Exercise instructions: Extract all lines containing "ylabel".

□ □ □ □

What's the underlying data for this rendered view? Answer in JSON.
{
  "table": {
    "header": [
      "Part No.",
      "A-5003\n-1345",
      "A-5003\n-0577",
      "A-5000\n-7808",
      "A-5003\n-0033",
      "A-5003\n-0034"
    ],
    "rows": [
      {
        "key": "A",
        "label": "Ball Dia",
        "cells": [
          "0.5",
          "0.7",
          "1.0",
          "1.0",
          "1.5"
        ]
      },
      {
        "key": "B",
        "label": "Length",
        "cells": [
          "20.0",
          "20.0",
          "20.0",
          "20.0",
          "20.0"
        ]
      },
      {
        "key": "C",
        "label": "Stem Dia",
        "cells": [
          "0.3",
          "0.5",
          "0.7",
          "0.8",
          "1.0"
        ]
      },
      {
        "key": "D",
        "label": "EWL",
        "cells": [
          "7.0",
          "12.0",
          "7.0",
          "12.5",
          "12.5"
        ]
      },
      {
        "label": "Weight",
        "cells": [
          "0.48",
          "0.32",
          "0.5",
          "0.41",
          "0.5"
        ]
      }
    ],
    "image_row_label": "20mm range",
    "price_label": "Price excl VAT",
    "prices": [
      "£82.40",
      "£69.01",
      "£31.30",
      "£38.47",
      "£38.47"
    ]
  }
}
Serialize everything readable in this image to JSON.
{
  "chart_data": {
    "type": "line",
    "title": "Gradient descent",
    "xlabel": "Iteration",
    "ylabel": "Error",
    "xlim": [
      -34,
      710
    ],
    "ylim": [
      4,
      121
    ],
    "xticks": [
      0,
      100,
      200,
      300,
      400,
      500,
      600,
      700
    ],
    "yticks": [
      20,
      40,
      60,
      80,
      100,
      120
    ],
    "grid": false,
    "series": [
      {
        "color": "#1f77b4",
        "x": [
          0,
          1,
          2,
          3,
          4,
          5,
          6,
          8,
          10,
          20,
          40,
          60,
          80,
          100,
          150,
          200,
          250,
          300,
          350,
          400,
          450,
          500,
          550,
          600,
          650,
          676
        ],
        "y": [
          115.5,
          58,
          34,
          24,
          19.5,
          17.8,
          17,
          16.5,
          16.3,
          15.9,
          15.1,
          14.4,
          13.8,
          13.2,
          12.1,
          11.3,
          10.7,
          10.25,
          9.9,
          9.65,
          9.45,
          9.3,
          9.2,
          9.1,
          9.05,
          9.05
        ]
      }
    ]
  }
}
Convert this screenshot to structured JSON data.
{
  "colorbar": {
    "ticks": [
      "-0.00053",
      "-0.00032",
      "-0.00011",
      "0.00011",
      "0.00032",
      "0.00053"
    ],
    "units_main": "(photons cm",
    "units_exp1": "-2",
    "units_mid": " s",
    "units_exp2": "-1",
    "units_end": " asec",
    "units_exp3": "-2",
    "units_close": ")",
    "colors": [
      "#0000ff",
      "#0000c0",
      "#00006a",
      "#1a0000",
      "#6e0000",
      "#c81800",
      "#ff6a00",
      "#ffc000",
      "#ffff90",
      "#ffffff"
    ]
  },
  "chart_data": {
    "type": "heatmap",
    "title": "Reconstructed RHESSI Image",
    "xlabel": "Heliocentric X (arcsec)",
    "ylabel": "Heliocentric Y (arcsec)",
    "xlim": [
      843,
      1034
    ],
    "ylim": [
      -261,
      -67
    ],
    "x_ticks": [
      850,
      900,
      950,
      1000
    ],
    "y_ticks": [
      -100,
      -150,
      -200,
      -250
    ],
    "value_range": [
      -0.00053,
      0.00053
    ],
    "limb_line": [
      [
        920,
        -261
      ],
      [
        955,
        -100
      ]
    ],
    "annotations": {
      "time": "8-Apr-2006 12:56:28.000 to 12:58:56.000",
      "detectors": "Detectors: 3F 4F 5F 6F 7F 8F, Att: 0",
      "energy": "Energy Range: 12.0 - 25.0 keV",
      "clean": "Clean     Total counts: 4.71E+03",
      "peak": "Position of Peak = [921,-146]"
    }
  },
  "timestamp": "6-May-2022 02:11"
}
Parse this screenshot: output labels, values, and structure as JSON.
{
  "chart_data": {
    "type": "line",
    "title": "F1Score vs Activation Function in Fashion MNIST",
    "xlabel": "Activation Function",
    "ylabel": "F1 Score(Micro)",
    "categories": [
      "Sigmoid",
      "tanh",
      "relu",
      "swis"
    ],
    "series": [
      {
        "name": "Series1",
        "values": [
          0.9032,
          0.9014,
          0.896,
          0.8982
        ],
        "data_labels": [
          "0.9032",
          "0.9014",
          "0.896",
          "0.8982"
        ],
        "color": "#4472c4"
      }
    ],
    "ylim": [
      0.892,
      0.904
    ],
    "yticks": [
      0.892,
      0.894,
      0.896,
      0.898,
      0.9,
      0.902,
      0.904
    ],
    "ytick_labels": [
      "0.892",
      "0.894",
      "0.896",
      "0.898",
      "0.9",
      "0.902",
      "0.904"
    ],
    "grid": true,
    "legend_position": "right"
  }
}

□ □ □ □

Task response:
    "ylabel": "Error",
    "ylabel": "Heliocentric Y (arcsec)",
    "ylabel": "F1 Score(Micro)",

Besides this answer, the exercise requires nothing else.